##### Material
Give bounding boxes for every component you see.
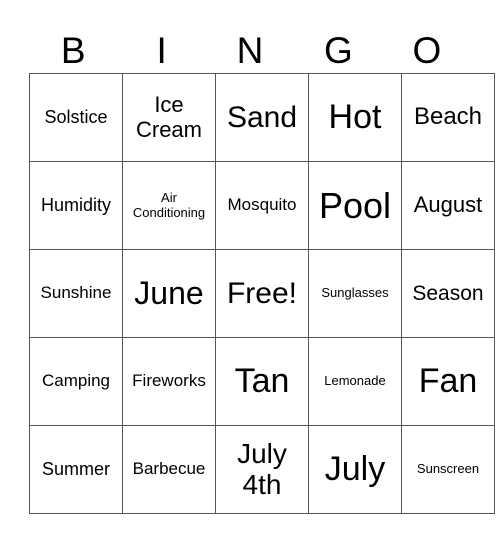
bingo-row: Humidity Air Conditioning Mosquito Pool … [29,161,495,250]
bingo-cell[interactable]: Fireworks [122,337,216,426]
bingo-cell[interactable]: Air Conditioning [122,161,216,250]
bingo-cell[interactable]: Tan [215,337,309,426]
bingo-row: Sunshine June Free! Sunglasses Season [29,249,495,338]
header-letter-n: N [236,30,264,71]
bingo-cell[interactable]: Solstice [29,73,123,162]
bingo-cell[interactable]: Pool [308,161,402,250]
bingo-cell[interactable]: Beach [401,73,495,162]
bingo-cell[interactable]: Humidity [29,161,123,250]
bingo-cell[interactable]: Season [401,249,495,338]
bingo-cell[interactable]: Barbecue [122,425,216,514]
bingo-cell[interactable]: June [122,249,216,338]
header-letter-o: O [412,30,442,71]
bingo-cell[interactable]: Camping [29,337,123,426]
bingo-cell free-space[interactable]: Free! [215,249,309,338]
bingo-cell[interactable]: Mosquito [215,161,309,250]
bingo-cell[interactable]: August [401,161,495,250]
bingo-cell[interactable]: July 4th [215,425,309,514]
bingo-row: Summer Barbecue July 4th July Sunscreen [29,425,495,514]
bingo-cell[interactable]: Summer [29,425,123,514]
header-letter-b: B [60,30,86,71]
bingo-cell[interactable]: July [308,425,402,514]
bingo-row: Camping Fireworks Tan Lemonade Fan [29,337,495,426]
bingo-cell[interactable]: Lemonade [308,337,402,426]
bingo-cell[interactable]: Sunglasses [308,249,402,338]
bingo-cell[interactable]: Fan [401,337,495,426]
bingo-cell[interactable]: Sunscreen [401,425,495,514]
bingo-cell[interactable]: Sunshine [29,249,123,338]
header-letter-i: I [156,30,167,71]
header-letter-g: G [324,30,353,71]
bingo-row: Solstice Ice Cream Sand Hot Beach [29,73,495,162]
bingo-card: Solstice Ice Cream Sand Hot Beach Humidi… [29,73,495,514]
bingo-cell[interactable]: Sand [215,73,309,162]
bingo-header: B I N G O [29,28,471,73]
bingo-cell[interactable]: Ice Cream [122,73,216,162]
bingo-cell[interactable]: Hot [308,73,402,162]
##########
Print word for word every line from the one containing "bingo-row: Humidity Air" up to and including the one containing "bingo-cell[interactable]: Sunshine [29,249,123,338]".

bingo-row: Humidity Air Conditioning Mosquito Pool … [29,161,495,250]
bingo-cell[interactable]: Fireworks [122,337,216,426]
bingo-cell[interactable]: Air Conditioning [122,161,216,250]
bingo-cell[interactable]: Tan [215,337,309,426]
bingo-row: Sunshine June Free! Sunglasses Season [29,249,495,338]
header-letter-n: N [236,30,264,71]
bingo-cell[interactable]: Solstice [29,73,123,162]
bingo-cell[interactable]: Pool [308,161,402,250]
bingo-cell[interactable]: Beach [401,73,495,162]
bingo-cell[interactable]: Humidity [29,161,123,250]
bingo-cell[interactable]: Season [401,249,495,338]
bingo-cell[interactable]: Barbecue [122,425,216,514]
bingo-cell[interactable]: June [122,249,216,338]
header-letter-o: O [412,30,442,71]
bingo-cell[interactable]: Camping [29,337,123,426]
bingo-cell free-space[interactable]: Free! [215,249,309,338]
bingo-cell[interactable]: Mosquito [215,161,309,250]
bingo-cell[interactable]: August [401,161,495,250]
bingo-cell[interactable]: July 4th [215,425,309,514]
bingo-row: Summer Barbecue July 4th July Sunscreen [29,425,495,514]
bingo-cell[interactable]: Summer [29,425,123,514]
header-letter-b: B [60,30,86,71]
bingo-cell[interactable]: July [308,425,402,514]
bingo-row: Camping Fireworks Tan Lemonade Fan [29,337,495,426]
bingo-cell[interactable]: Lemonade [308,337,402,426]
bingo-cell[interactable]: Sunglasses [308,249,402,338]
bingo-cell[interactable]: Fan [401,337,495,426]
bingo-cell[interactable]: Sunscreen [401,425,495,514]
bingo-cell[interactable]: Sunshine [29,249,123,338]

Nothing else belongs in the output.